### EXTRACTED RECORDS ###

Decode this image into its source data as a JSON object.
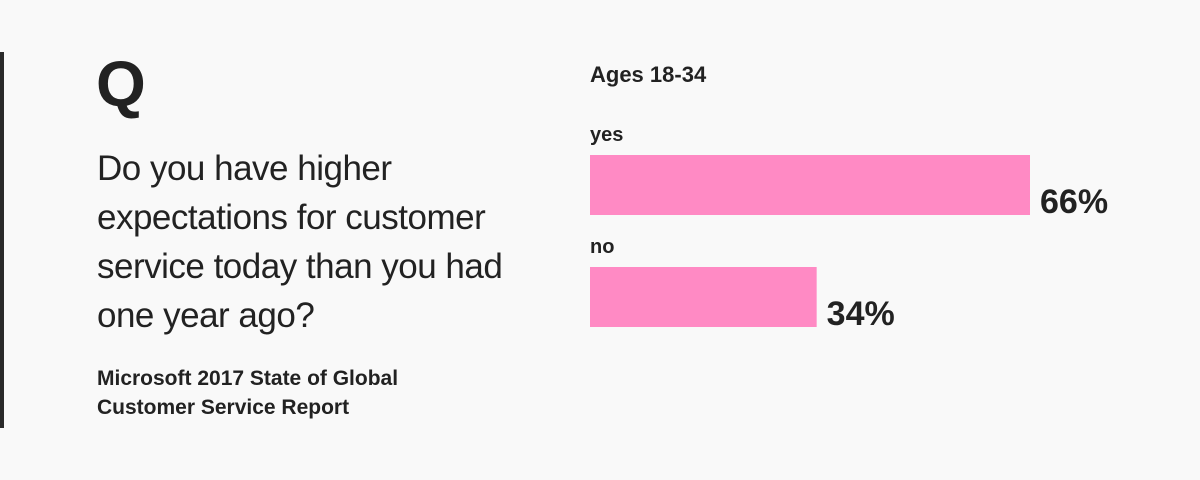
{
  "chart_data": {
    "type": "bar",
    "orientation": "horizontal",
    "badge": "Q",
    "question": "Do you have higher expectations for customer service today than you had one year ago?",
    "source": "Microsoft 2017 State of Global Customer Service Report",
    "title": "Ages 18-34",
    "categories": [
      "yes",
      "no"
    ],
    "values": [
      66,
      34
    ],
    "value_labels": [
      "66%",
      "34%"
    ],
    "color": "#ff8ac4"
  }
}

###

→ **INSTRUCTIONS FOR THE TASK**
From the listing, copy each line containing the word "source".

→ **ANSWER TO THE TASK**
Decode this image into its source data as a JSON object.
    "source": "Microsoft 2017 State of Global Customer Service Report",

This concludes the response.